## What to work on
Restate the data exactly as given and keep the pictures out.

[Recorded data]
┌────────

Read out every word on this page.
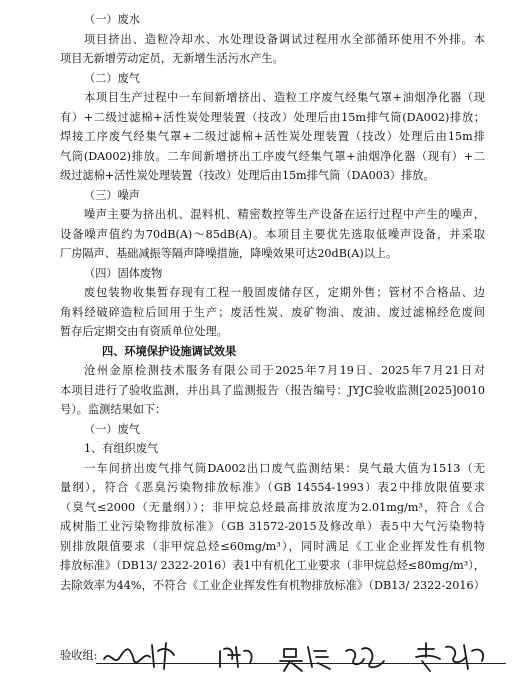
（一）废水
项目挤出、造粒冷却水、水处理设备调试过程用水全部循环使用不外排。本
项目无新增劳动定员，无新增生活污水产生。
（二）废气
本项目生产过程中一车间新增挤出、造粒工序废气经集气罩+油烟净化器（现
有）+二级过滤棉+活性炭处理装置（技改）处理后由15m排气筒(DA002)排放；
焊接工序废气经集气罩+二级过滤棉+活性炭处理装置（技改）处理后由15m排
气筒(DA002)排放。二车间新增挤出工序废气经集气罩+油烟净化器（现有）+二
级过滤棉+活性炭处理装置（技改）处理后由15m排气筒（DA003）排放。
（三）噪声
噪声主要为挤出机、混料机、精密数控等生产设备在运行过程中产生的噪声，
设备噪声值约为70dB(A)～85dB(A)。本项目主要优先选取低噪声设备，并采取
厂房隔声、基础减振等隔声降噪措施，降噪效果可达20dB(A)以上。
（四）固体废物
废包装物收集暂存现有工程一般固废储存区，定期外售；管材不合格品、边
角料经破碎造粒后回用于生产；废活性炭、废矿物油、废油、废过滤棉经危废间
暂存后定期交由有资质单位处理。
四、环境保护设施调试效果
沧州金原检测技术服务有限公司于2025年7月19日、2025年7月21日对
本项目进行了验收监测，并出具了监测报告（报告编号：JYJC验收监测[2025]0010
号）。监测结果如下：
（一）废气
1、有组织废气
一车间挤出废气排气筒DA002出口废气监测结果：臭气最大值为1513（无
量纲），符合《恶臭污染物排放标准》（GB 14554-1993）表2中排放限值要求
（臭气≤2000（无量纲））；非甲烷总烃最高排放浓度为2.01mg/m³，符合《合
成树脂工业污染物排放标准》（GB 31572-2015及修改单）表5中大气污染物特
别排放限值要求（非甲烷总烃≤60mg/m³），同时满足《工业企业挥发性有机物
排放标准》（DB13/ 2322-2016）表1中有机化工业要求（非甲烷总烃≤80mg/m³），
去除效率为44%，不符合《工业企业挥发性有机物排放标准》（DB13/ 2322-2016）
验收组:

└────────

## The answer
Read out every word on this page.
（一）废水
项目挤出、造粒冷却水、水处理设备调试过程用水全部循环使用不外排。本
项目无新增劳动定员，无新增生活污水产生。
（二）废气
本项目生产过程中一车间新增挤出、造粒工序废气经集气罩+油烟净化器（现
有）+二级过滤棉+活性炭处理装置（技改）处理后由15m排气筒(DA002)排放；
焊接工序废气经集气罩+二级过滤棉+活性炭处理装置（技改）处理后由15m排
气筒(DA002)排放。二车间新增挤出工序废气经集气罩+油烟净化器（现有）+二
级过滤棉+活性炭处理装置（技改）处理后由15m排气筒（DA003）排放。
（三）噪声
噪声主要为挤出机、混料机、精密数控等生产设备在运行过程中产生的噪声，
设备噪声值约为70dB(A)～85dB(A)。本项目主要优先选取低噪声设备，并采取
厂房隔声、基础减振等隔声降噪措施，降噪效果可达20dB(A)以上。
（四）固体废物
废包装物收集暂存现有工程一般固废储存区，定期外售；管材不合格品、边
角料经破碎造粒后回用于生产；废活性炭、废矿物油、废油、废过滤棉经危废间
暂存后定期交由有资质单位处理。
四、环境保护设施调试效果
沧州金原检测技术服务有限公司于2025年7月19日、2025年7月21日对
本项目进行了验收监测，并出具了监测报告（报告编号：JYJC验收监测[2025]0010
号）。监测结果如下：
（一）废气
1、有组织废气
一车间挤出废气排气筒DA002出口废气监测结果：臭气最大值为1513（无
量纲），符合《恶臭污染物排放标准》（GB 14554-1993）表2中排放限值要求
（臭气≤2000（无量纲））；非甲烷总烃最高排放浓度为2.01mg/m³，符合《合
成树脂工业污染物排放标准》（GB 31572-2015及修改单）表5中大气污染物特
别排放限值要求（非甲烷总烃≤60mg/m³），同时满足《工业企业挥发性有机物
排放标准》（DB13/ 2322-2016）表1中有机化工业要求（非甲烷总烃≤80mg/m³），
去除效率为44%，不符合《工业企业挥发性有机物排放标准》（DB13/ 2322-2016）
验收组:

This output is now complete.